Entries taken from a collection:

◆ ◆ ◆ ◆ ◆ ◆ ◆

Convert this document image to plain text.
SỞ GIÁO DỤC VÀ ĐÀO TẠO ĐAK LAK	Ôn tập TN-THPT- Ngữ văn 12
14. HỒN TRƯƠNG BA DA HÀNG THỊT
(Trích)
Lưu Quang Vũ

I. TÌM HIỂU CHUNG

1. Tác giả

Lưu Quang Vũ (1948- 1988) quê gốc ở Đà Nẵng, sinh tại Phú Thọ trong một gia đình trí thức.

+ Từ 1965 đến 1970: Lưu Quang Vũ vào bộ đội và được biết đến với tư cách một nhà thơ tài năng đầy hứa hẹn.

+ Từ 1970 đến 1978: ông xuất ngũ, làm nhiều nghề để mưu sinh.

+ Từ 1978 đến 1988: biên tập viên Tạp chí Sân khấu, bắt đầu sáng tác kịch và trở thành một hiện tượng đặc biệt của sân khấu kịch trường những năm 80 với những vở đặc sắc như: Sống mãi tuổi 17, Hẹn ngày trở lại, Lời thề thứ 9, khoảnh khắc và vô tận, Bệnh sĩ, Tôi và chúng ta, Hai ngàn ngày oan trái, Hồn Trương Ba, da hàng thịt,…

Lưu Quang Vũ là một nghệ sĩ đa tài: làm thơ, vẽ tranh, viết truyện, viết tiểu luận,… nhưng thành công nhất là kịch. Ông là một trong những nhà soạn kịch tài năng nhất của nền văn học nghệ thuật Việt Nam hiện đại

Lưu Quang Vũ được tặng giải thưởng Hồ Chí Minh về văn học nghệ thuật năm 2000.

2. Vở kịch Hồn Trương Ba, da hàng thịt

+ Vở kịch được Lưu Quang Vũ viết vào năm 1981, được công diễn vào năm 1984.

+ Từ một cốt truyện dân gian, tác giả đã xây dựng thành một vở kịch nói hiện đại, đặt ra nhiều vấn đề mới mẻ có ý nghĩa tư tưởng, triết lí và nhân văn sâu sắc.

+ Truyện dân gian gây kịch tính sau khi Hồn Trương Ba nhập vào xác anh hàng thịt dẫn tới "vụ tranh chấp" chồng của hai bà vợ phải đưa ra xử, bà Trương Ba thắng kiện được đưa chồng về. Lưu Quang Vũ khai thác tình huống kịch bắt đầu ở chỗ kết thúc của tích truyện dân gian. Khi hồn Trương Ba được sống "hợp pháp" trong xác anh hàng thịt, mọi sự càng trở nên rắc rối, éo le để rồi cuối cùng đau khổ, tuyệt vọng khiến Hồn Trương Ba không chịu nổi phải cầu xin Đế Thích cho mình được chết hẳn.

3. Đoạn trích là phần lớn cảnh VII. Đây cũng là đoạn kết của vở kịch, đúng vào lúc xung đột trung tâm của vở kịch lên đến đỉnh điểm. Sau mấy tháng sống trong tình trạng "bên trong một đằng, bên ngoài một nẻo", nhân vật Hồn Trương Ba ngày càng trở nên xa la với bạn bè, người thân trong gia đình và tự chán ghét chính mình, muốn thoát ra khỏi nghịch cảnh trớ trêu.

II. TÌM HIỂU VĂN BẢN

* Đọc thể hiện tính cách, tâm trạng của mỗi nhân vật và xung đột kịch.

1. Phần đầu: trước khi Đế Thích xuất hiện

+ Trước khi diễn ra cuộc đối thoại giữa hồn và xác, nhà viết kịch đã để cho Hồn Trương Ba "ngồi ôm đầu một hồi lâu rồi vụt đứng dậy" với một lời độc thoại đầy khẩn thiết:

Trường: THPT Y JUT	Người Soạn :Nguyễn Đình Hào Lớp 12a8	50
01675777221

◆ ◆ ◆ ◆ ◆ ◆ ◆

Request: Report each line of the material above where the word "sinh" appears.

Exercise output:
Lưu Quang Vũ (1948- 1988) quê gốc ở Đà Nẵng, sinh tại Phú Thọ trong một gia đình trí thức.
+ Từ 1970 đến 1978: ông xuất ngũ, làm nhiều nghề để mưu sinh.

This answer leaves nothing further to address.